- Dataset content
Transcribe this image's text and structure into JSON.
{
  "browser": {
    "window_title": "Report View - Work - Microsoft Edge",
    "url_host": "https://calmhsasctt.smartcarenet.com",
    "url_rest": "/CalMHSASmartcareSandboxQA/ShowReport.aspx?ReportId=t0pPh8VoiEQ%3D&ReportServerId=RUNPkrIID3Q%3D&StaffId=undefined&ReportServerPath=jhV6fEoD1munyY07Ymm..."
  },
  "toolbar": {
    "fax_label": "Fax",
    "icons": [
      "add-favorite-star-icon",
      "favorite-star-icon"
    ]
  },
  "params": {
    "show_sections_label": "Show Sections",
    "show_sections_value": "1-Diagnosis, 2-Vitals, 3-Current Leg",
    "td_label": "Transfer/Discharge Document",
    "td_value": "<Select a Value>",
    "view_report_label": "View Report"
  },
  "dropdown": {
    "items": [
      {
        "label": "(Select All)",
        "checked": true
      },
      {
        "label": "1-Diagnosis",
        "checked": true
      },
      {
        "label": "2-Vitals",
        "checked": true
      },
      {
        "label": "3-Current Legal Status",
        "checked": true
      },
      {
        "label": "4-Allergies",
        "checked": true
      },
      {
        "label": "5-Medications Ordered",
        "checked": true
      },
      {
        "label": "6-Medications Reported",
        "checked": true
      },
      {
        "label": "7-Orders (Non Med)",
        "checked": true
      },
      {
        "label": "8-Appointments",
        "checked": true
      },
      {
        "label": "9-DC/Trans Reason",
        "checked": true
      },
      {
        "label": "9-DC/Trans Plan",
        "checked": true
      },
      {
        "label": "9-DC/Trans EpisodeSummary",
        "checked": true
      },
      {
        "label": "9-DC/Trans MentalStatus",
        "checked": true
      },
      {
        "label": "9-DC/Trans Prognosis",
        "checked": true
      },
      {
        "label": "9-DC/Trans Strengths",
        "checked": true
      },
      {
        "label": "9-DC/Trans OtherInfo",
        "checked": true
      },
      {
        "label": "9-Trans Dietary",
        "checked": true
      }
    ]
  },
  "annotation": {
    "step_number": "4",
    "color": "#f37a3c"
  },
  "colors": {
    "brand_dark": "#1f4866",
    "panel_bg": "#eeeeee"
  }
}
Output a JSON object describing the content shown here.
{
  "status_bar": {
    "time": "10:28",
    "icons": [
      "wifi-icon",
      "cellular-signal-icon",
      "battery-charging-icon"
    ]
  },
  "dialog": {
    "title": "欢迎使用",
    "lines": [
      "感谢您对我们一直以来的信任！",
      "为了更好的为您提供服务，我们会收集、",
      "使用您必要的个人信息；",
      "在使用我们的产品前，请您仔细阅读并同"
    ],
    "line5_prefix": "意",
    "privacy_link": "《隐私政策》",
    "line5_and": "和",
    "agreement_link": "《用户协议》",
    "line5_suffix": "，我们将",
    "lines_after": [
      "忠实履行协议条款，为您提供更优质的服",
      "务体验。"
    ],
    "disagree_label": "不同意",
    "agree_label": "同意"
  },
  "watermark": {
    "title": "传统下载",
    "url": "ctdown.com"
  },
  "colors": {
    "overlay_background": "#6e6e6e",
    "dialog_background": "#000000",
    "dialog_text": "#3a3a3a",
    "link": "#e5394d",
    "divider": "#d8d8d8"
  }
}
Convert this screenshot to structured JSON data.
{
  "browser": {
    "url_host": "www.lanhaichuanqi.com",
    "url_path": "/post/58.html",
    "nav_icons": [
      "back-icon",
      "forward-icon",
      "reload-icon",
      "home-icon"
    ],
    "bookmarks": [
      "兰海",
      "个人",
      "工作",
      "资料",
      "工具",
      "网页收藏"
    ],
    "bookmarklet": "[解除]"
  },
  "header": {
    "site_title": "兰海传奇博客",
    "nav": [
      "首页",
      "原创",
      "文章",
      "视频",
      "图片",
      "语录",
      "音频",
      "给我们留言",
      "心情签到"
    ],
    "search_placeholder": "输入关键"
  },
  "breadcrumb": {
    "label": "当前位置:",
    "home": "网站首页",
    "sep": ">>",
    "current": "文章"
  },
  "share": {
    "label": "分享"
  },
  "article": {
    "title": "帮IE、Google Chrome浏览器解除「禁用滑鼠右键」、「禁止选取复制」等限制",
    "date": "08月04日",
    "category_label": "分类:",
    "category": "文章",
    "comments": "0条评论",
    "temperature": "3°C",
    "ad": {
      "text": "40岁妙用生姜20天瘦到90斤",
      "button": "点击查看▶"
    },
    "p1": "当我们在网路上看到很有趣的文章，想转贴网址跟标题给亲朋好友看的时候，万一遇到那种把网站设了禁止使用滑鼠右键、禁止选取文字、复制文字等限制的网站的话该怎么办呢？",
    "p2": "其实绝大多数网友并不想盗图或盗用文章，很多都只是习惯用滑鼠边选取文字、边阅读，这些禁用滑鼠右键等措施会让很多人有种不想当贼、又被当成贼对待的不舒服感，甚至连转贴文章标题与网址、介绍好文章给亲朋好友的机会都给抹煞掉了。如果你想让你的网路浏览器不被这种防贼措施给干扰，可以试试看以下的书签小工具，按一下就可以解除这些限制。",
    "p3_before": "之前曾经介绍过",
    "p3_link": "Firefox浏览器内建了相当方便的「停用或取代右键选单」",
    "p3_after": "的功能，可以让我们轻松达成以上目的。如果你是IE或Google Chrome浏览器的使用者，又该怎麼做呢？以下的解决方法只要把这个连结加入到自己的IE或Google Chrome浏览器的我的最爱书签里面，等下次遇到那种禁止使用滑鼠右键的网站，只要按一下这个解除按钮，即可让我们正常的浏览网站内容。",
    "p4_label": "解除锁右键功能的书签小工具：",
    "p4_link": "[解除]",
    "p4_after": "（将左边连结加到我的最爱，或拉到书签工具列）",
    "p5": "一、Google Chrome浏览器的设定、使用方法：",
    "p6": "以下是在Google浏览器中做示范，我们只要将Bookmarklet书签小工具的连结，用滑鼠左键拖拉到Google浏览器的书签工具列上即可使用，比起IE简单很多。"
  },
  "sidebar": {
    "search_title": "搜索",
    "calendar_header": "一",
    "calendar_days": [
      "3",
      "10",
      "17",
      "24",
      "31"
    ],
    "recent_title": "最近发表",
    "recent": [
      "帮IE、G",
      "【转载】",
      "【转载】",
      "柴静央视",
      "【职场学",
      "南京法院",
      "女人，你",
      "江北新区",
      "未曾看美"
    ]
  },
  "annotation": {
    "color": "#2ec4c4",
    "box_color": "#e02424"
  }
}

- What you are asked to do
Repeat every entry word for word.

- Written answer
Transcribe this image's text and structure into JSON.
{
  "browser": {
    "window_title": "Report View - Work - Microsoft Edge",
    "url_host": "https://calmhsasctt.smartcarenet.com",
    "url_rest": "/CalMHSASmartcareSandboxQA/ShowReport.aspx?ReportId=t0pPh8VoiEQ%3D&ReportServerId=RUNPkrIID3Q%3D&StaffId=undefined&ReportServerPath=jhV6fEoD1munyY07Ymm..."
  },
  "toolbar": {
    "fax_label": "Fax",
    "icons": [
      "add-favorite-star-icon",
      "favorite-star-icon"
    ]
  },
  "params": {
    "show_sections_label": "Show Sections",
    "show_sections_value": "1-Diagnosis, 2-Vitals, 3-Current Leg",
    "td_label": "Transfer/Discharge Document",
    "td_value": "<Select a Value>",
    "view_report_label": "View Report"
  },
  "dropdown": {
    "items": [
      {
        "label": "(Select All)",
        "checked": true
      },
      {
        "label": "1-Diagnosis",
        "checked": true
      },
      {
        "label": "2-Vitals",
        "checked": true
      },
      {
        "label": "3-Current Legal Status",
        "checked": true
      },
      {
        "label": "4-Allergies",
        "checked": true
      },
      {
        "label": "5-Medications Ordered",
        "checked": true
      },
      {
        "label": "6-Medications Reported",
        "checked": true
      },
      {
        "label": "7-Orders (Non Med)",
        "checked": true
      },
      {
        "label": "8-Appointments",
        "checked": true
      },
      {
        "label": "9-DC/Trans Reason",
        "checked": true
      },
      {
        "label": "9-DC/Trans Plan",
        "checked": true
      },
      {
        "label": "9-DC/Trans EpisodeSummary",
        "checked": true
      },
      {
        "label": "9-DC/Trans MentalStatus",
        "checked": true
      },
      {
        "label": "9-DC/Trans Prognosis",
        "checked": true
      },
      {
        "label": "9-DC/Trans Strengths",
        "checked": true
      },
      {
        "label": "9-DC/Trans OtherInfo",
        "checked": true
      },
      {
        "label": "9-Trans Dietary",
        "checked": true
      }
    ]
  },
  "annotation": {
    "step_number": "4",
    "color": "#f37a3c"
  },
  "colors": {
    "brand_dark": "#1f4866",
    "panel_bg": "#eeeeee"
  }
}
Output a JSON object describing the content shown here.
{
  "status_bar": {
    "time": "10:28",
    "icons": [
      "wifi-icon",
      "cellular-signal-icon",
      "battery-charging-icon"
    ]
  },
  "dialog": {
    "title": "欢迎使用",
    "lines": [
      "感谢您对我们一直以来的信任！",
      "为了更好的为您提供服务，我们会收集、",
      "使用您必要的个人信息；",
      "在使用我们的产品前，请您仔细阅读并同"
    ],
    "line5_prefix": "意",
    "privacy_link": "《隐私政策》",
    "line5_and": "和",
    "agreement_link": "《用户协议》",
    "line5_suffix": "，我们将",
    "lines_after": [
      "忠实履行协议条款，为您提供更优质的服",
      "务体验。"
    ],
    "disagree_label": "不同意",
    "agree_label": "同意"
  },
  "watermark": {
    "title": "传统下载",
    "url": "ctdown.com"
  },
  "colors": {
    "overlay_background": "#6e6e6e",
    "dialog_background": "#000000",
    "dialog_text": "#3a3a3a",
    "link": "#e5394d",
    "divider": "#d8d8d8"
  }
}
Convert this screenshot to structured JSON data.
{
  "browser": {
    "url_host": "www.lanhaichuanqi.com",
    "url_path": "/post/58.html",
    "nav_icons": [
      "back-icon",
      "forward-icon",
      "reload-icon",
      "home-icon"
    ],
    "bookmarks": [
      "兰海",
      "个人",
      "工作",
      "资料",
      "工具",
      "网页收藏"
    ],
    "bookmarklet": "[解除]"
  },
  "header": {
    "site_title": "兰海传奇博客",
    "nav": [
      "首页",
      "原创",
      "文章",
      "视频",
      "图片",
      "语录",
      "音频",
      "给我们留言",
      "心情签到"
    ],
    "search_placeholder": "输入关键"
  },
  "breadcrumb": {
    "label": "当前位置:",
    "home": "网站首页",
    "sep": ">>",
    "current": "文章"
  },
  "share": {
    "label": "分享"
  },
  "article": {
    "title": "帮IE、Google Chrome浏览器解除「禁用滑鼠右键」、「禁止选取复制」等限制",
    "date": "08月04日",
    "category_label": "分类:",
    "category": "文章",
    "comments": "0条评论",
    "temperature": "3°C",
    "ad": {
      "text": "40岁妙用生姜20天瘦到90斤",
      "button": "点击查看▶"
    },
    "p1": "当我们在网路上看到很有趣的文章，想转贴网址跟标题给亲朋好友看的时候，万一遇到那种把网站设了禁止使用滑鼠右键、禁止选取文字、复制文字等限制的网站的话该怎么办呢？",
    "p2": "其实绝大多数网友并不想盗图或盗用文章，很多都只是习惯用滑鼠边选取文字、边阅读，这些禁用滑鼠右键等措施会让很多人有种不想当贼、又被当成贼对待的不舒服感，甚至连转贴文章标题与网址、介绍好文章给亲朋好友的机会都给抹煞掉了。如果你想让你的网路浏览器不被这种防贼措施给干扰，可以试试看以下的书签小工具，按一下就可以解除这些限制。",
    "p3_before": "之前曾经介绍过",
    "p3_link": "Firefox浏览器内建了相当方便的「停用或取代右键选单」",
    "p3_after": "的功能，可以让我们轻松达成以上目的。如果你是IE或Google Chrome浏览器的使用者，又该怎麼做呢？以下的解决方法只要把这个连结加入到自己的IE或Google Chrome浏览器的我的最爱书签里面，等下次遇到那种禁止使用滑鼠右键的网站，只要按一下这个解除按钮，即可让我们正常的浏览网站内容。",
    "p4_label": "解除锁右键功能的书签小工具：",
    "p4_link": "[解除]",
    "p4_after": "（将左边连结加到我的最爱，或拉到书签工具列）",
    "p5": "一、Google Chrome浏览器的设定、使用方法：",
    "p6": "以下是在Google浏览器中做示范，我们只要将Bookmarklet书签小工具的连结，用滑鼠左键拖拉到Google浏览器的书签工具列上即可使用，比起IE简单很多。"
  },
  "sidebar": {
    "search_title": "搜索",
    "calendar_header": "一",
    "calendar_days": [
      "3",
      "10",
      "17",
      "24",
      "31"
    ],
    "recent_title": "最近发表",
    "recent": [
      "帮IE、G",
      "【转载】",
      "【转载】",
      "柴静央视",
      "【职场学",
      "南京法院",
      "女人，你",
      "江北新区",
      "未曾看美"
    ]
  },
  "annotation": {
    "color": "#2ec4c4",
    "box_color": "#e02424"
  }
}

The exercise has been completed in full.